- [Exercise task] Repeat each record below exactly, dropping the pictures.

- [Exercise materials]
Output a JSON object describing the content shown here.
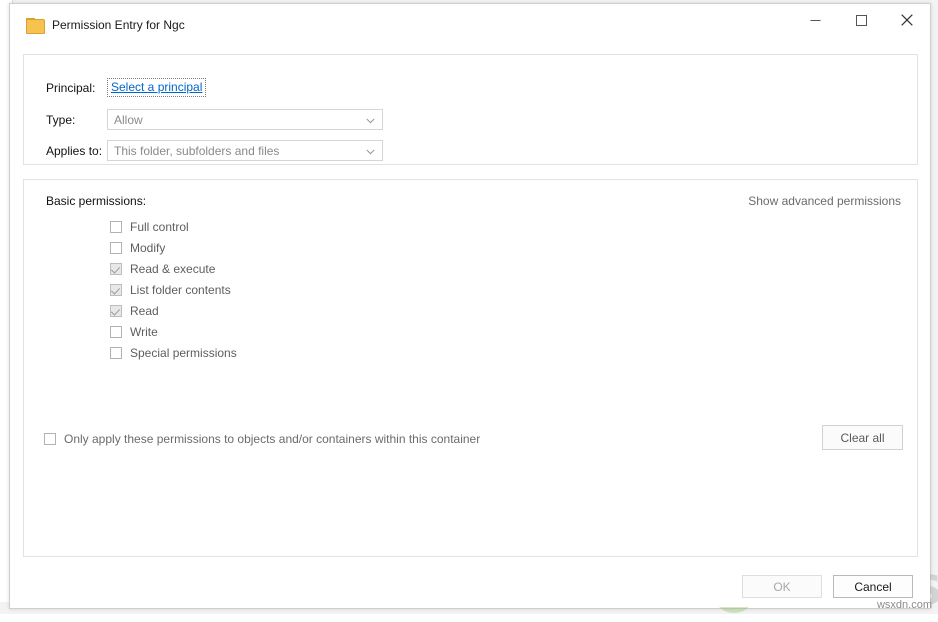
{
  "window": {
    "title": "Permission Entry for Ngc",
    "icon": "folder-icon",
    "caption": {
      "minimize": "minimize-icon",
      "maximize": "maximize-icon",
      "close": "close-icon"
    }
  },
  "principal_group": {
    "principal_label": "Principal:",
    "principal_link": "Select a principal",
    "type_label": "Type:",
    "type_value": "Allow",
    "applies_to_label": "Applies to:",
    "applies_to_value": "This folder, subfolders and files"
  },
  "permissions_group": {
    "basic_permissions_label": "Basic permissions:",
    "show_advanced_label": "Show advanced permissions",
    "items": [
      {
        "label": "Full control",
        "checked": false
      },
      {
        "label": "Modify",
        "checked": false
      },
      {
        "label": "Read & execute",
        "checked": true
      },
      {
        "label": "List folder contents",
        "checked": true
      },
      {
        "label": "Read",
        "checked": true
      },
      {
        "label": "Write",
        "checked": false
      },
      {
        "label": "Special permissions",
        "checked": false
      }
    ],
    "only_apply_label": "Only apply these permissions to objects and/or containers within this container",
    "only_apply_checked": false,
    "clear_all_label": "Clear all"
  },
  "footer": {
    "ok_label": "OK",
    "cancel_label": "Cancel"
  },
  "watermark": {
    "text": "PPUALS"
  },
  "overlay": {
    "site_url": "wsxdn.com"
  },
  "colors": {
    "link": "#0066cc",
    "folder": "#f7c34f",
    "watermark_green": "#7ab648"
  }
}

- [Correct result]
Output a JSON object describing the content shown here.
{
  "window": {
    "title": "Permission Entry for Ngc",
    "icon": "folder-icon",
    "caption": {
      "minimize": "minimize-icon",
      "maximize": "maximize-icon",
      "close": "close-icon"
    }
  },
  "principal_group": {
    "principal_label": "Principal:",
    "principal_link": "Select a principal",
    "type_label": "Type:",
    "type_value": "Allow",
    "applies_to_label": "Applies to:",
    "applies_to_value": "This folder, subfolders and files"
  },
  "permissions_group": {
    "basic_permissions_label": "Basic permissions:",
    "show_advanced_label": "Show advanced permissions",
    "items": [
      {
        "label": "Full control",
        "checked": false
      },
      {
        "label": "Modify",
        "checked": false
      },
      {
        "label": "Read & execute",
        "checked": true
      },
      {
        "label": "List folder contents",
        "checked": true
      },
      {
        "label": "Read",
        "checked": true
      },
      {
        "label": "Write",
        "checked": false
      },
      {
        "label": "Special permissions",
        "checked": false
      }
    ],
    "only_apply_label": "Only apply these permissions to objects and/or containers within this container",
    "only_apply_checked": false,
    "clear_all_label": "Clear all"
  },
  "footer": {
    "ok_label": "OK",
    "cancel_label": "Cancel"
  },
  "watermark": {
    "text": "PPUALS"
  },
  "overlay": {
    "site_url": "wsxdn.com"
  },
  "colors": {
    "link": "#0066cc",
    "folder": "#f7c34f",
    "watermark_green": "#7ab648"
  }
}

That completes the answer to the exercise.